== ФРАГМЕНТ ДОКУМЕНТА ==
И вот теперь, в грозном 1812 году на берегах Невы вновь воскресла идея Петра о создании современной русской Библии. Только осуществление этой идеи разные люди видели по-разному.
Все началось с того, что царь Александр не умел читать Евангелие иначе как по-французски. На языке тогдашнего главного нашего неприятеля! А тут обер-прокурор Голицын познакомился с британским миссионером Джоном Паттерсоном, прибывшим в Петербург в августе 1812 года, и проникся его идеей создания в России Библейского общества на манер английского, которое он представлял и по поручению которого прибыл к нам делать перевод Библии на финский язык.

(Списки расположения элементов)
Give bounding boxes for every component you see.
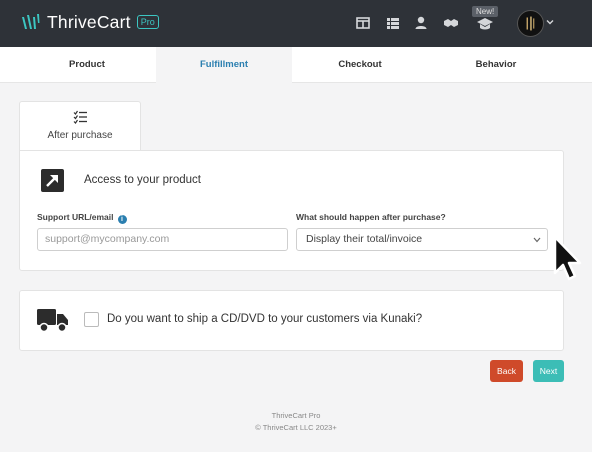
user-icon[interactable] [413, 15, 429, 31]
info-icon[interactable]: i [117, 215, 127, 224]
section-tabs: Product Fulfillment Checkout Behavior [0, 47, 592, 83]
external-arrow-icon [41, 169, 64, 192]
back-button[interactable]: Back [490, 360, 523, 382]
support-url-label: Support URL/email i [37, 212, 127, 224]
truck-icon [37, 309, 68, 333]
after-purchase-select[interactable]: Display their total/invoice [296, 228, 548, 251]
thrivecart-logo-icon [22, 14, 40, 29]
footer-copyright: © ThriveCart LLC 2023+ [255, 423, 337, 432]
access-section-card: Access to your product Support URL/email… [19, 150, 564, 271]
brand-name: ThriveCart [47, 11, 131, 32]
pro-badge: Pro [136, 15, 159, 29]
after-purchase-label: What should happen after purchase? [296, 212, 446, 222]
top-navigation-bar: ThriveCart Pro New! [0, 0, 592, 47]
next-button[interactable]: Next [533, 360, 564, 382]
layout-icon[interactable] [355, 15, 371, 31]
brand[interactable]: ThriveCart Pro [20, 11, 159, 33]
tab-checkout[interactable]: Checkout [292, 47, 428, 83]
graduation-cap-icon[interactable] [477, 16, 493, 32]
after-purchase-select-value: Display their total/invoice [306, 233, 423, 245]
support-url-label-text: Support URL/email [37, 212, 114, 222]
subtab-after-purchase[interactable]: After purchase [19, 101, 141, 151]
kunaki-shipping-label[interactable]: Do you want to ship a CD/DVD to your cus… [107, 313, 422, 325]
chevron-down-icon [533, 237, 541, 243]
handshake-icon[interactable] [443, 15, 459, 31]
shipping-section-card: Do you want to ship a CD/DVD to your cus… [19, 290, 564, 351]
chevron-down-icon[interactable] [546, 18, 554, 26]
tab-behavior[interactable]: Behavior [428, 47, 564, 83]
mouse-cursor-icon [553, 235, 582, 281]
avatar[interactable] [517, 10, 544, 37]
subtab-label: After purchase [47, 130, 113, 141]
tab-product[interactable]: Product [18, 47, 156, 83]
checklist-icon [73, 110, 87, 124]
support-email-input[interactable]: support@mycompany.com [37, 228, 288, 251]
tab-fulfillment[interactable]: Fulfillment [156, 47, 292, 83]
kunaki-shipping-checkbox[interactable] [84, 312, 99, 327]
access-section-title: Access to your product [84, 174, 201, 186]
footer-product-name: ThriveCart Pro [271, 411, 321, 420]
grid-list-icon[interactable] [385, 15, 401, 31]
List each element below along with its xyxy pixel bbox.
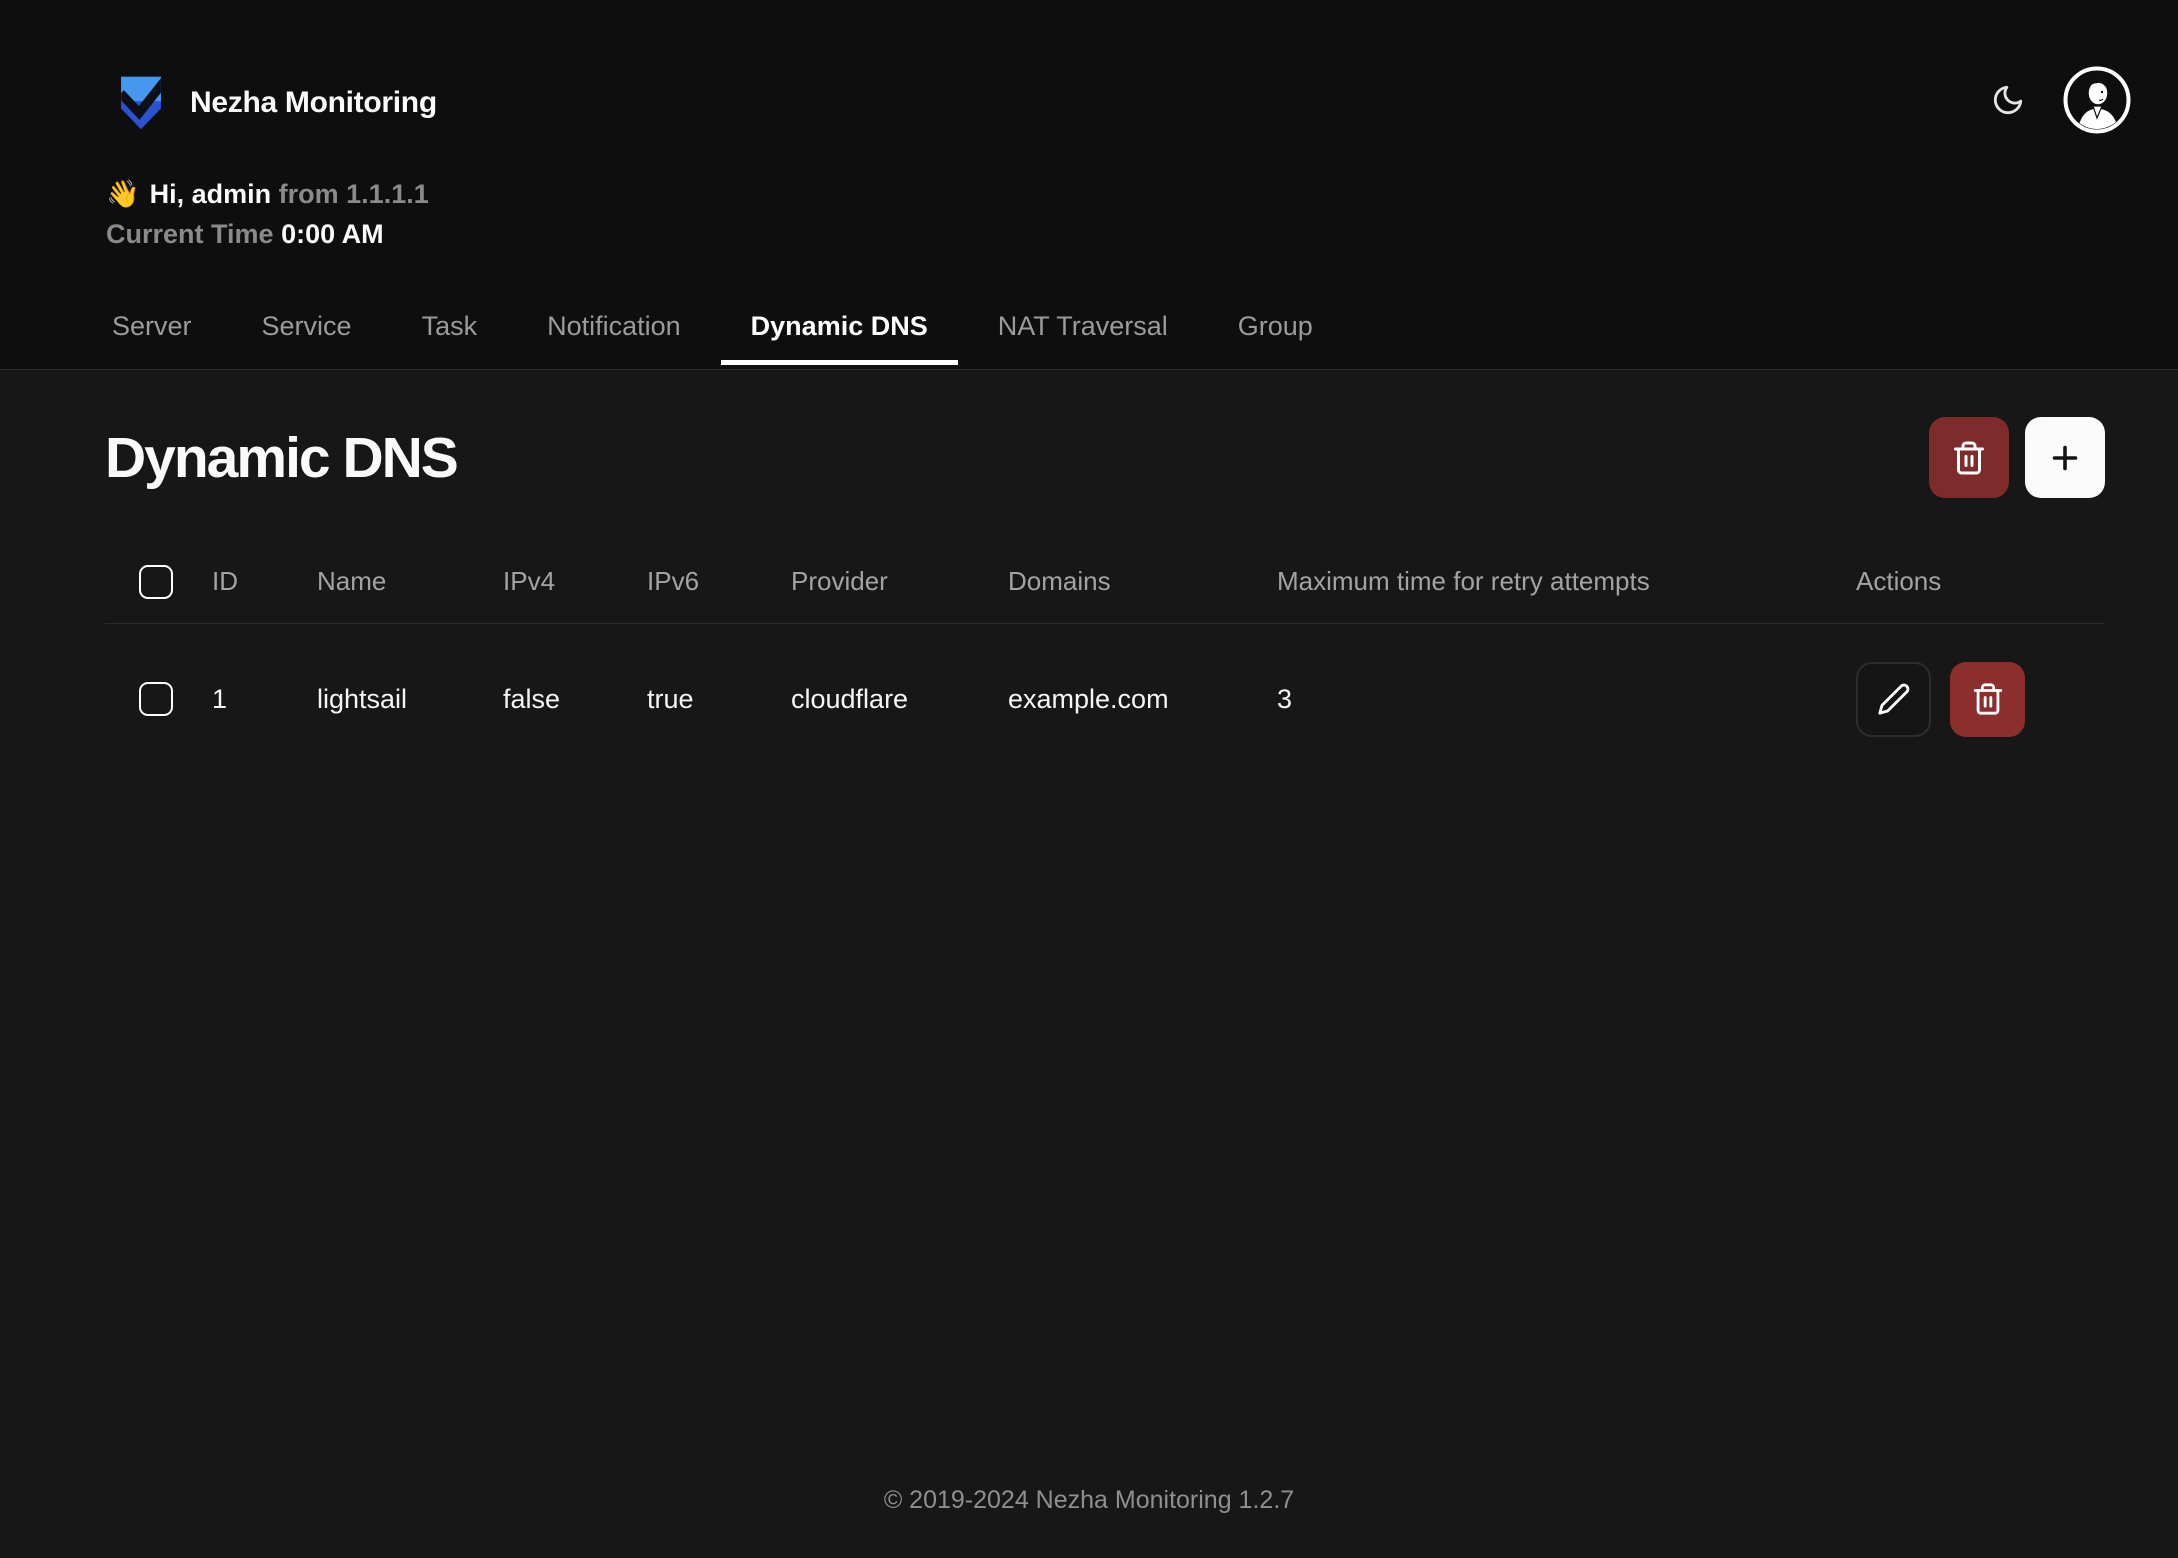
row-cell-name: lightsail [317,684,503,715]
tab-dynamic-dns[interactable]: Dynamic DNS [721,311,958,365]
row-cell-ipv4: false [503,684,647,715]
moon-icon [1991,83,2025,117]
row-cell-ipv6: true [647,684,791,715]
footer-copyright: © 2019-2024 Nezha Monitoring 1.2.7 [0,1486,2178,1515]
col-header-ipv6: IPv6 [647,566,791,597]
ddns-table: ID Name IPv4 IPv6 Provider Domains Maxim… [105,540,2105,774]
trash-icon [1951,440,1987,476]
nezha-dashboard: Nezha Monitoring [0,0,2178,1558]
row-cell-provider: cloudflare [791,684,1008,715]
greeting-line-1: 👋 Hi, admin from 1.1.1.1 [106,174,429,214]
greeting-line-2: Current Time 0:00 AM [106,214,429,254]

== ЗАДАНИЯ ==
A) Когда, согласно тексту о создании русской Библии, британский миссионер Джон Паттерсон прибыл в Петербург?
B) Допишите текст о создании русской Библии, начав сразу после его последнего предложения.

== ОТВЕТЫ ==
A) В августе 1812 года.

B)
В Англии Библейское общество возникло в 1804 году. Ставило оно вполне благородные цели распространения Священного Писания среди народов, не имеющих его в переводе на родной язык. Вот только одно «но» — главным манифестом общества было то, что Библия не нуждается ни в каких толкованиях, что она сама говорит за себя и что любой человек, читая ее, как бы ни понимал, то, что там написано, понимает все равно правильно. Ибо слово Божье неправильно понять невозможно. Известно, куда вымощена дорога благими намерениями. Известно также и то, что под видом лекарства иной раз подают яд. Приезжающие в Россию британцы не просто хотели распространять слово Божье, они были эмиссарами протестантизма и выполняли задачи по его распространению в нашем Отечестве. На одном из собраний Британского библейского общества методист Ватсон в своем докладе говорил: «Только обращение во всем народе Библии может восстановить греческую церковь и исторгнуть ее из состояния упадка, в котором она ныне находится. Распространение Священного Писания дало нам, англичанам, достославное преобразование. В Европе это преобразование стоило великих раздоров и бедствий. В России, напротив, можно ожидать, что столь великое и нужное изменение совершится без малейшего потрясения. Предполагаемая в сей империи Реформация уподобится восходящему солнцу…»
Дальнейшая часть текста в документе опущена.